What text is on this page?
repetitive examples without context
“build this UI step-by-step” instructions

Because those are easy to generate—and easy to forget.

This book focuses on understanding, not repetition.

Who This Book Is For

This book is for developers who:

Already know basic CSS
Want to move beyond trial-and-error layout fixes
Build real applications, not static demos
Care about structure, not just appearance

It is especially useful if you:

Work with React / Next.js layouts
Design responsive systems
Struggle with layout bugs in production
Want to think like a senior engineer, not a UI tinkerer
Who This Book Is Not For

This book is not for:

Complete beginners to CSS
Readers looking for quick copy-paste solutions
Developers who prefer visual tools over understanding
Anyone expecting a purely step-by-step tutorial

+ + + + + + +

● EXERCISE GOAL:
Each line of the material should be echoed exactly.

● OUTPUT FOR THIS EXERCISE:
What text is on this page?
repetitive examples without context
“build this UI step-by-step” instructions

Because those are easy to generate—and easy to forget.

This book focuses on understanding, not repetition.

Who This Book Is For

This book is for developers who:

Already know basic CSS
Want to move beyond trial-and-error layout fixes
Build real applications, not static demos
Care about structure, not just appearance

It is especially useful if you:

Work with React / Next.js layouts
Design responsive systems
Struggle with layout bugs in production
Want to think like a senior engineer, not a UI tinkerer
Who This Book Is Not For

This book is not for:

Complete beginners to CSS
Readers looking for quick copy-paste solutions
Developers who prefer visual tools over understanding
Anyone expecting a purely step-by-step tutorial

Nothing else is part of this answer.